[MATERIAL FOR THE TASK]:

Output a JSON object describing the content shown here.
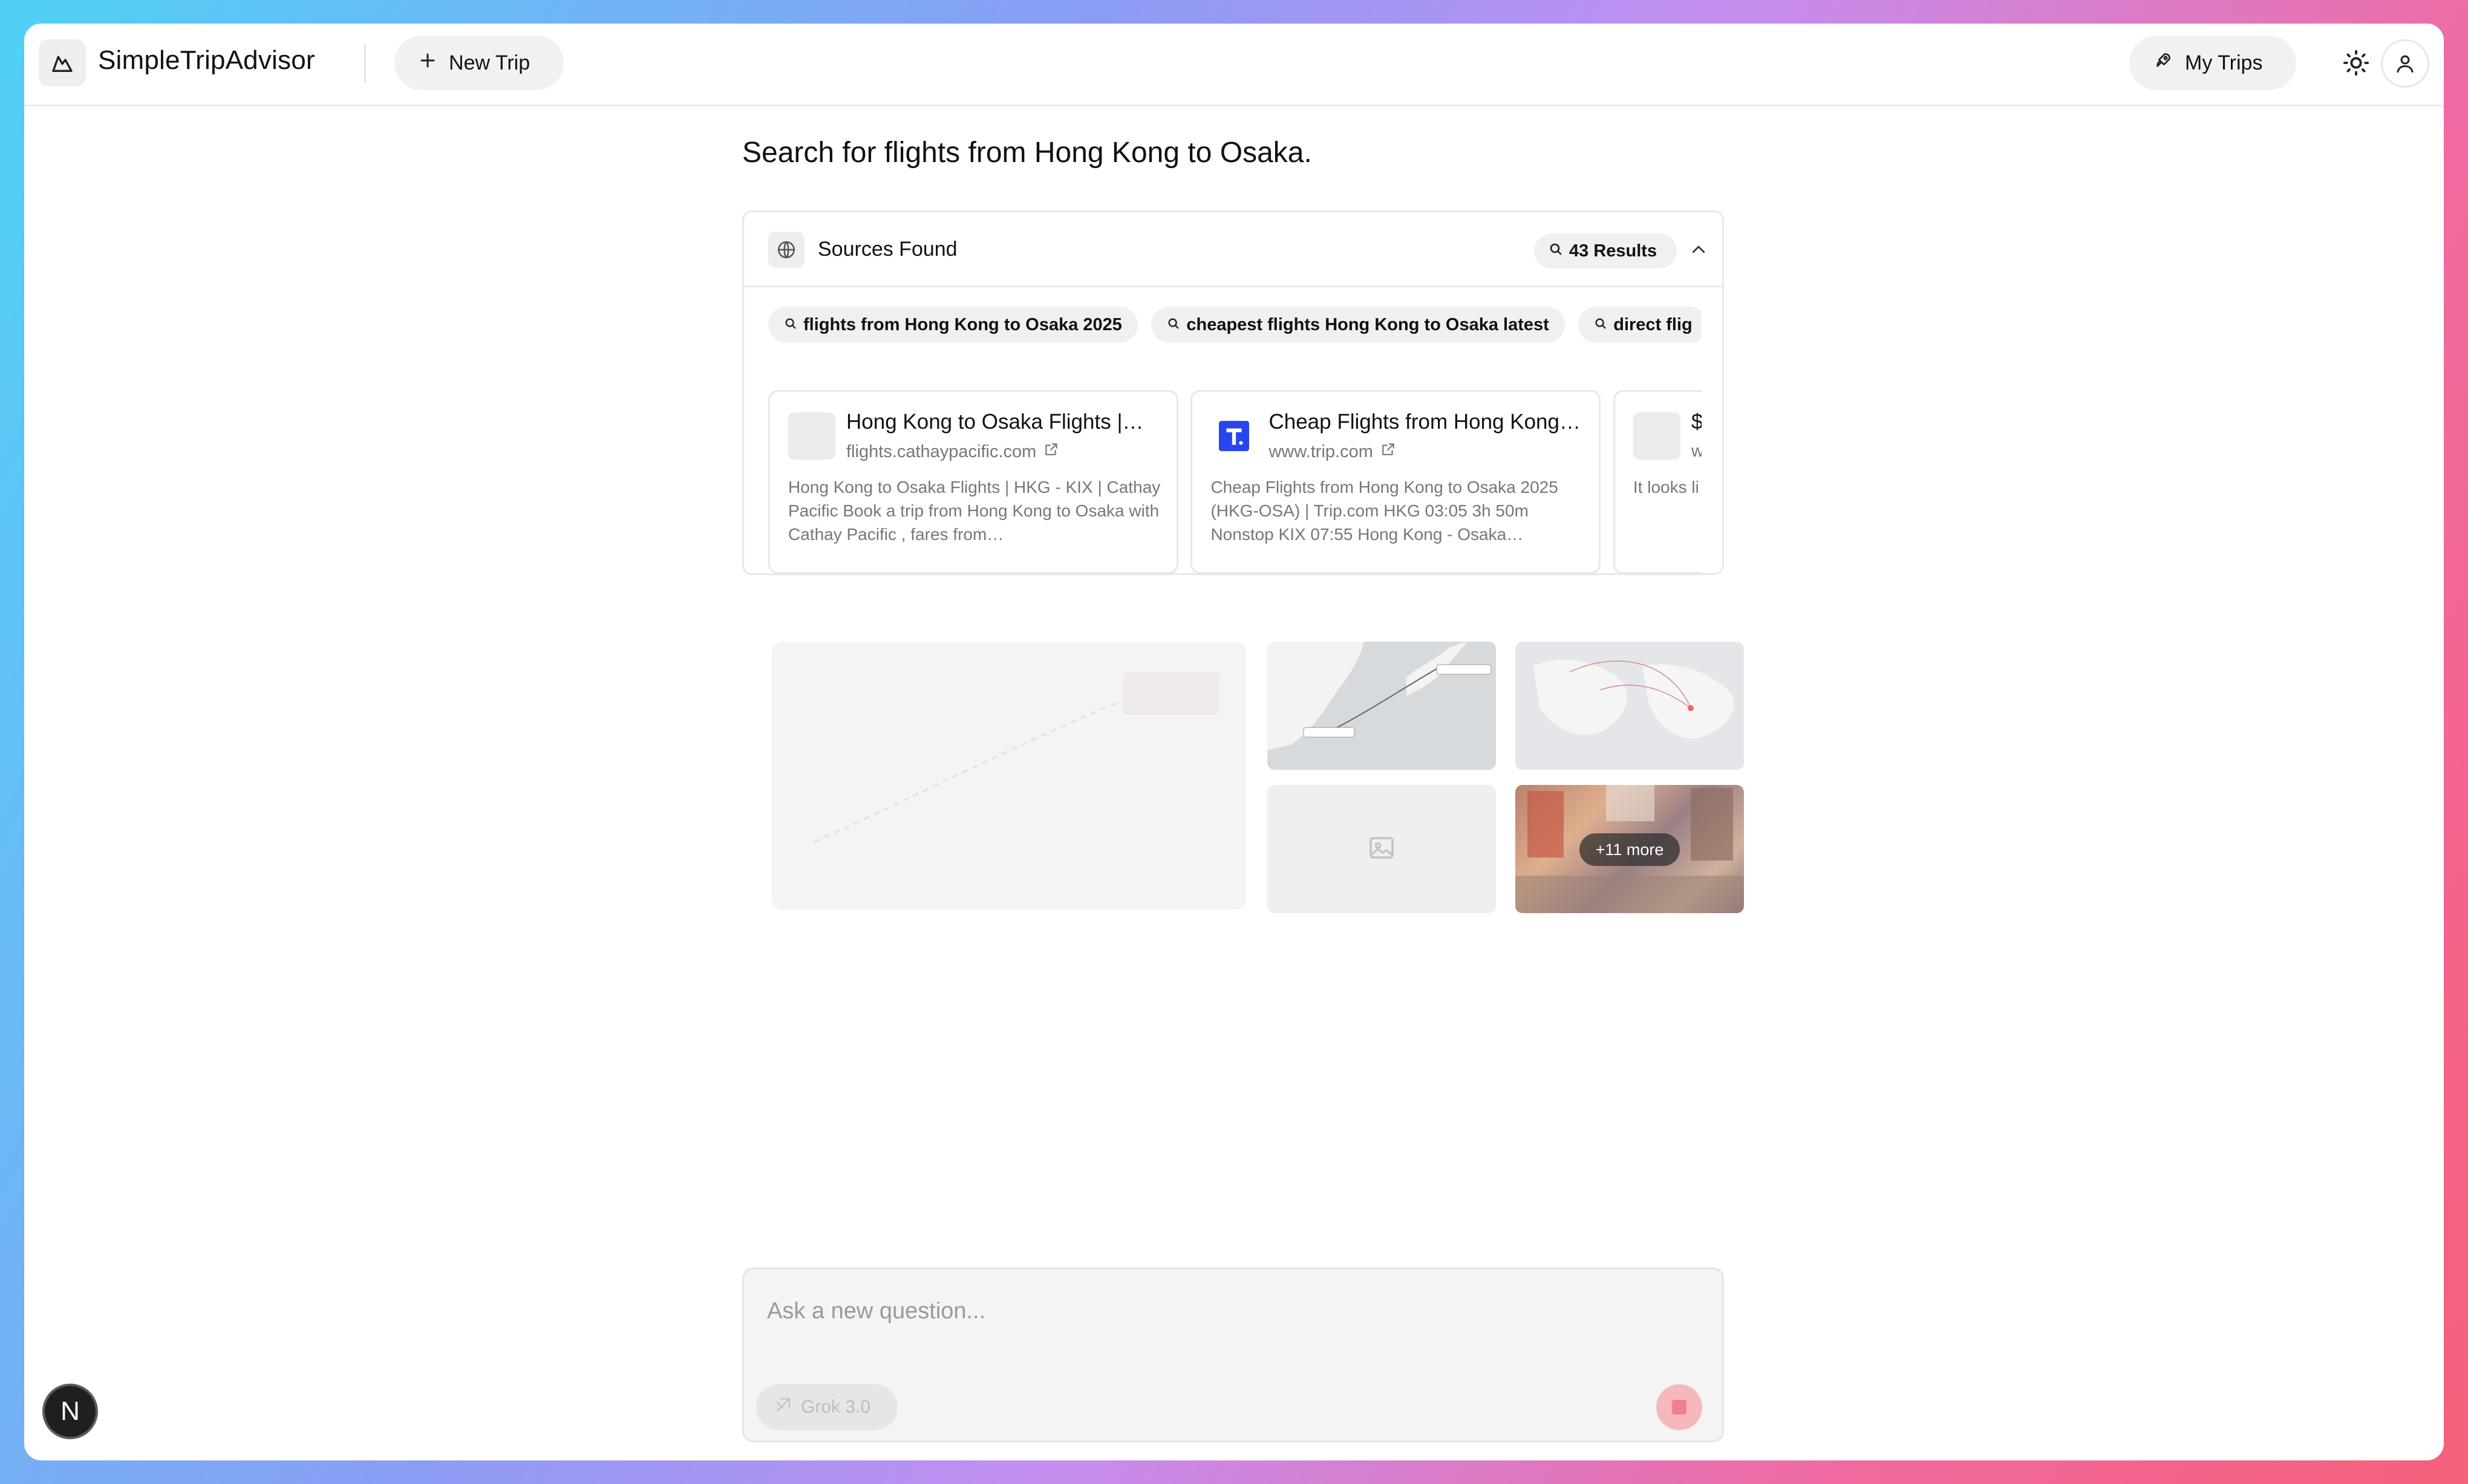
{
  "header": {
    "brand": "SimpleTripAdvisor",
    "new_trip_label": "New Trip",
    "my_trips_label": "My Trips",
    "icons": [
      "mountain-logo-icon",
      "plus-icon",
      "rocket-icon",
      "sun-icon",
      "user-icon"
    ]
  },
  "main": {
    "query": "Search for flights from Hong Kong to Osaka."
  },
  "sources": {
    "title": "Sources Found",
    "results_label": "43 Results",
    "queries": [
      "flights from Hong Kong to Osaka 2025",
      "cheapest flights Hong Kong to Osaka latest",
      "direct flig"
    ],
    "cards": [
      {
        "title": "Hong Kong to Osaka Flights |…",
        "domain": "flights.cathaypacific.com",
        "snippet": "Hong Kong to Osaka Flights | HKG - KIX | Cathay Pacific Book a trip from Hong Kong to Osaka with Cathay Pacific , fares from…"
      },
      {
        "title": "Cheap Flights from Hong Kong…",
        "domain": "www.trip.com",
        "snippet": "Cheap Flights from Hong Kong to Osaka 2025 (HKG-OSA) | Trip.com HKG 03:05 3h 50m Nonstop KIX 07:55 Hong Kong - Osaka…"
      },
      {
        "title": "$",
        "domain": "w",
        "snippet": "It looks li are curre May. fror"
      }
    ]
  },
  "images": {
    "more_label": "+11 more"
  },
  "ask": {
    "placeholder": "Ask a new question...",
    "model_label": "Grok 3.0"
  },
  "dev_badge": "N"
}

[GOAL]: Copy the records above exactly. The pictures are not part of the copy.

[WRITTEN ANSWER]:
Output a JSON object describing the content shown here.
{
  "header": {
    "brand": "SimpleTripAdvisor",
    "new_trip_label": "New Trip",
    "my_trips_label": "My Trips",
    "icons": [
      "mountain-logo-icon",
      "plus-icon",
      "rocket-icon",
      "sun-icon",
      "user-icon"
    ]
  },
  "main": {
    "query": "Search for flights from Hong Kong to Osaka."
  },
  "sources": {
    "title": "Sources Found",
    "results_label": "43 Results",
    "queries": [
      "flights from Hong Kong to Osaka 2025",
      "cheapest flights Hong Kong to Osaka latest",
      "direct flig"
    ],
    "cards": [
      {
        "title": "Hong Kong to Osaka Flights |…",
        "domain": "flights.cathaypacific.com",
        "snippet": "Hong Kong to Osaka Flights | HKG - KIX | Cathay Pacific Book a trip from Hong Kong to Osaka with Cathay Pacific , fares from…"
      },
      {
        "title": "Cheap Flights from Hong Kong…",
        "domain": "www.trip.com",
        "snippet": "Cheap Flights from Hong Kong to Osaka 2025 (HKG-OSA) | Trip.com HKG 03:05 3h 50m Nonstop KIX 07:55 Hong Kong - Osaka…"
      },
      {
        "title": "$",
        "domain": "w",
        "snippet": "It looks li are curre May. fror"
      }
    ]
  },
  "images": {
    "more_label": "+11 more"
  },
  "ask": {
    "placeholder": "Ask a new question...",
    "model_label": "Grok 3.0"
  },
  "dev_badge": "N"
}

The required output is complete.